Supplied text:

+-------+

Welcome to Days Afield Online, an exclusive source for original fine outdoor writing. If you enjoy the crisp, clean feel of a December morning on your cheek; if your heart's pace quickens at the emergence of the whitetail from the treeline; and if your soul is lifted by the arrogant gobble of the tom, then read on and enjoy tales of days afield, where the season never closes. My work has appeared in the NWTF's Turkey Call Magazine, the QDMA's Quality Whitetails Magazine, Alabama Wildlife Magazine, Great Days Outdoors Magazine, Louisiana Sportsman Magazine, and elsewhere. Most recently, I have written monthly columns for Great Days Outdoors Magazine and Louisiana Sportsman Magazine. I've even been quoted by legendary turkey hunting author Tom Kelly in his 2007 book, "A Fork In The Road." So prop your feet up on a stump, enjoy the crackling fire under the night sky, and come share these Days Afield. It's good to have you in camp. - Roger Guilian

Sunday, November 12, 2006

"Writer's Block"

One of the funny things about writing is the more you do it, the more you find yourself needing to do it. Writing becomes like a musical instrument or an artist’s canvas. You need to sit down from time to time and create something on your instrument or fill the blank canvas with the hues and shadows of your thoughts and ideas. The problem, of course, is that when the urge to write strikes, nothing says it will bring conveniently along with it an idea, a topic, a direction, and a purpose. This phenomenon – when a writer sits down to write but cannot think of anything to say or how to say it – has long been referred to as writer’s block.

It just so happens I have a terminal case of the stuff right now.

The inability to think of something about which to write is debilitating to say the least. All the baseline tools are present: desire, time, commitment, relative quiet in the house, success in having fooled your spouse into thinking your honey-dos are complete; but the all important tool – something to write about – is absent.

The worst thing one can do in this situation is force it. Anything written under duress (this particular application of the word “duress” does not include the publisher’s second graciously extended deadline) comes out as the literary equivalent of that free-handed quartering away shot taken too long after dusk, over too great a distance, and through too much tree debris. Chances are you’ll miss the mark and end up doing more harm than if you hadn’t bothered at all.

+-------+

Data segment:

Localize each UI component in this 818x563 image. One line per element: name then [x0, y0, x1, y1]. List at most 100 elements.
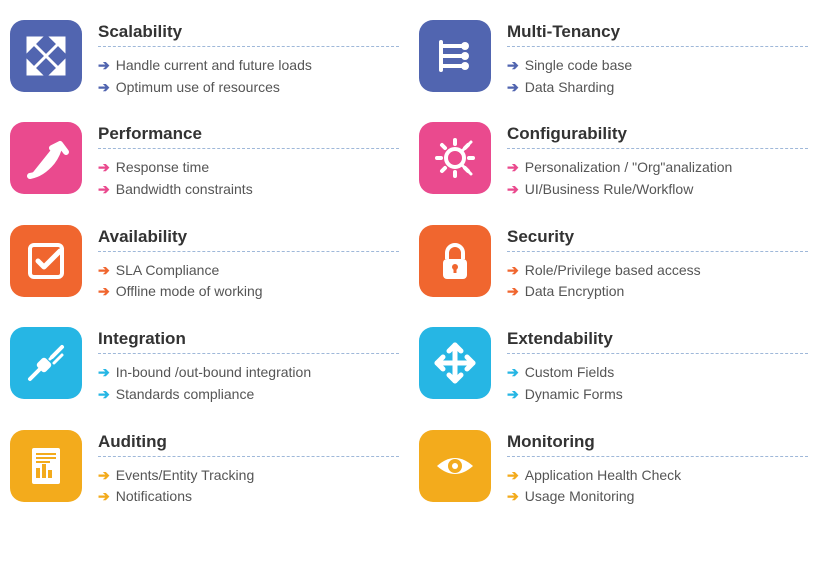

+-------+

Exercises:
(a) Using the Days Afield Online page, answer these:
(i) What is the title of Tom Kelly's 2007 book in which the author was quoted?
(ii) On what date was the "Writer's Block" post published?
(iii) What does the post call the worst thing one can do in that situation?
(b) Reproduce everything in the Days Afield Online page from "The worst thing" down to "bothered at all.", character for character.
(c) Pick up the writer's block post on the Days Afield Online page after its final sentence and keep writing it in the same voice.

Expected answers:
(a)
(i) "A Fork In The Road"
(ii) Sunday, November 12, 2006
(iii) Force it.

(b)
The worst thing one can do in this situation is force it. Anything written under duress (this particular application of the word “duress” does not include the publisher’s second graciously extended deadline) comes out as the literary equivalent of that free-handed quartering away shot taken too long after dusk, over too great a distance, and through too much tree debris. Chances are you’ll miss the mark and end up doing more harm than if you hadn’t bothered at all.

(c)
So the mind reels in an attempt to unlock a story the way the tumblers pass over numbers on the gun safe dial searching for the combination that will allow the door to be opened. As the fingers of my mind sift through various memories, experiences, mishaps, and opinions, they pass over all manner of things I suppose I could write about, were it not for this aggressive case of writer’s block.

There is the collection of sunrises I have been blessed enough to witness over the years. Sunrises so varying and so brilliant that my faith has been supercharged every time I have seen them and I have been brought to tears more than once by their enormity and beauty. I remember one particular sunrise I watched seven years ago on a still Sumter County, Alabama morning just as vividly as the orange-purplish striated prelude I witnessed just six days ago over a dove field near my home. The day awoke to find me huddled in a tripod stand overlooking a thin road that ran parallel to a stream and separated a juvenile pine plantation from a soggy hardwood bottom. I was there to hunt hogs the weekend before the deer rifle season opened and, given the object of my quarry, had already exhibited too much dedication by getting up so early just to shoot pigs. About thirty minutes after I got settled, a piercing sunrise erupted from the pine tops to my left and conquered me and the dew-drenched earth beneath it. I watched that sunrise and stared at its altering spectrum of colors until the sun’s brightness prevented me from looking directly at it any longer. I do not know whether any wildlife trotted beneath my stand that morning, but I would not have cared. I had been humbled within that first hour of daylight to the point that I spent the better part of the morning thinking and reflecting, rather than hunting.

I suppose I could fashion a story out of the wild turkey my wife and I watched in the hours before her first deer harvest this past January. For nearly two hours before my wife made an outstanding shot to take a mature doe and secure her first ritualistic face-bloodying, she and I watched a non-stop display of wildlife any hunter would have been thrilled to have witnessed and which would have qualified the afternoon’s hunt as a success even if no shot had been fired. The most exhilarating part of the hunt however – besides my wife’s shot itself – was provided courtesy of a majestic wild turkey.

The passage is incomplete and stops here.